• _Set task_
Put everything from the first line of the entries down to and including the line containing "Bar <box>87 130 105 149</box>" into a JSON list of strings, one string per line, with blank lines left out.

• _Source material_

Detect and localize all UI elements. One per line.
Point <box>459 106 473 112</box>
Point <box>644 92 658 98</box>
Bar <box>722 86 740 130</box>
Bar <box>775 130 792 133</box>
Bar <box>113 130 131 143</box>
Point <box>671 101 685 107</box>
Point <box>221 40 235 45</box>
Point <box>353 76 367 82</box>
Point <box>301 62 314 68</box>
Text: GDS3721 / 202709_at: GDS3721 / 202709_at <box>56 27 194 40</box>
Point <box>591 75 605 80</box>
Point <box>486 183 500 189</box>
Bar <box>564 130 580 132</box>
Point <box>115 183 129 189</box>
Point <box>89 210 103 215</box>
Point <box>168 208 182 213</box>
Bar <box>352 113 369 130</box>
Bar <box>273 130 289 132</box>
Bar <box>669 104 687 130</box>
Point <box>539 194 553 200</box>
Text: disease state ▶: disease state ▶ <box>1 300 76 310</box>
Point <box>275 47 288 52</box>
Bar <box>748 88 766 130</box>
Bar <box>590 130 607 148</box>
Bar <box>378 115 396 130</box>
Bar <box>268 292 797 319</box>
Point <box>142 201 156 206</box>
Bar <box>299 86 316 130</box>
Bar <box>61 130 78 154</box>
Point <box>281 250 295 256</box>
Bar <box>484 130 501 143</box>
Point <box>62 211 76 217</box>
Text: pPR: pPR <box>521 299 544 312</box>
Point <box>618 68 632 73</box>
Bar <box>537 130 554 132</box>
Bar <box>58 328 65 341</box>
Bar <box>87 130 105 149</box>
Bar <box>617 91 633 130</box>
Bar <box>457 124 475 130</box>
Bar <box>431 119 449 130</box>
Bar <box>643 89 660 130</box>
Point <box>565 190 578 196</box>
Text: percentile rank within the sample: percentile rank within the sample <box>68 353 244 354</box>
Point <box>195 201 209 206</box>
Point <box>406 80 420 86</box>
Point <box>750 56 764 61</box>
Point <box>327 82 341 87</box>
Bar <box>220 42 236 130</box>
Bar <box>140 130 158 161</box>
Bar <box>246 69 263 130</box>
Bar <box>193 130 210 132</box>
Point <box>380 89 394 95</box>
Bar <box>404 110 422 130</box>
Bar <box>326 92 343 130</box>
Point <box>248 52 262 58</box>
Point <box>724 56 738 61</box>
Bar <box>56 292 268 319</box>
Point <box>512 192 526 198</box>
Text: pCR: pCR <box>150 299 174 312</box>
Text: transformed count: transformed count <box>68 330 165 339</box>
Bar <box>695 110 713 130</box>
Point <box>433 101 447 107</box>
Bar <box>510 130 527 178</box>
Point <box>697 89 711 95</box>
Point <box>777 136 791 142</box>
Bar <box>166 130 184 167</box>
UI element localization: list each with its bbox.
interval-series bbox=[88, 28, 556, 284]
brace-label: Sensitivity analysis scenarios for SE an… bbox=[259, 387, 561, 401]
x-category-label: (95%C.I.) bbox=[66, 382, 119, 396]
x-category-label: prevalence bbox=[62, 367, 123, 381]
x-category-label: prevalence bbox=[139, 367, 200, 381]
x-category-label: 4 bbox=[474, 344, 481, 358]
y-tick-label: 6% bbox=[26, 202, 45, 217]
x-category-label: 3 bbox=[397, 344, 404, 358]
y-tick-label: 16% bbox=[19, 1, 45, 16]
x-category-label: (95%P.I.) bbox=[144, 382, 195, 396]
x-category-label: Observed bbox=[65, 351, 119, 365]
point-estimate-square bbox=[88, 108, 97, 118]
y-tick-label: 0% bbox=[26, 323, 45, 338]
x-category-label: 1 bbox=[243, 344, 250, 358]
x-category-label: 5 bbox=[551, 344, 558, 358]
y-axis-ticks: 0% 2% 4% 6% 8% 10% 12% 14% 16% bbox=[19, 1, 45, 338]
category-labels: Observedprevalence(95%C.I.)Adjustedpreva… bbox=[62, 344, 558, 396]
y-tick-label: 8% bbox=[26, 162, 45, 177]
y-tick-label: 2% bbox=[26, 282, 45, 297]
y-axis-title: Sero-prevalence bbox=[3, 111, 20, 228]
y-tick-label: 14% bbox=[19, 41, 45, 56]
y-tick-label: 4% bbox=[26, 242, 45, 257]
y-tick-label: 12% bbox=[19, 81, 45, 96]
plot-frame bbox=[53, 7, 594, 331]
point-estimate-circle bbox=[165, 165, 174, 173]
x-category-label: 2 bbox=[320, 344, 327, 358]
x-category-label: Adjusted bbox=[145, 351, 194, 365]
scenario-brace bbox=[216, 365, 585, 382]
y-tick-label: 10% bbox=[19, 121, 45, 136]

• _Result for this task_
[
  "Detect and localize all UI elements. One per line.",
  "Point <box>459 106 473 112</box>",
  "Point <box>644 92 658 98</box>",
  "Bar <box>722 86 740 130</box>",
  "Bar <box>775 130 792 133</box>",
  "Bar <box>113 130 131 143</box>",
  "Point <box>671 101 685 107</box>",
  "Point <box>221 40 235 45</box>",
  "Point <box>353 76 367 82</box>",
  "Point <box>301 62 314 68</box>",
  "Text: GDS3721 / 202709_at: GDS3721 / 202709_at <box>56 27 194 40</box>",
  "Point <box>591 75 605 80</box>",
  "Point <box>486 183 500 189</box>",
  "Bar <box>564 130 580 132</box>",
  "Point <box>115 183 129 189</box>",
  "Point <box>89 210 103 215</box>",
  "Point <box>168 208 182 213</box>",
  "Bar <box>352 113 369 130</box>",
  "Bar <box>273 130 289 132</box>",
  "Bar <box>669 104 687 130</box>",
  "Point <box>539 194 553 200</box>",
  "Text: disease state ▶: disease state ▶ <box>1 300 76 310</box>",
  "Point <box>275 47 288 52</box>",
  "Bar <box>748 88 766 130</box>",
  "Bar <box>590 130 607 148</box>",
  "Bar <box>378 115 396 130</box>",
  "Bar <box>268 292 797 319</box>",
  "Point <box>142 201 156 206</box>",
  "Bar <box>299 86 316 130</box>",
  "Bar <box>61 130 78 154</box>",
  "Point <box>281 250 295 256</box>",
  "Bar <box>484 130 501 143</box>",
  "Point <box>62 211 76 217</box>",
  "Text: pPR: pPR <box>521 299 544 312</box>",
  "Point <box>618 68 632 73</box>",
  "Bar <box>537 130 554 132</box>",
  "Bar <box>58 328 65 341</box>",
  "Bar <box>87 130 105 149</box>"
]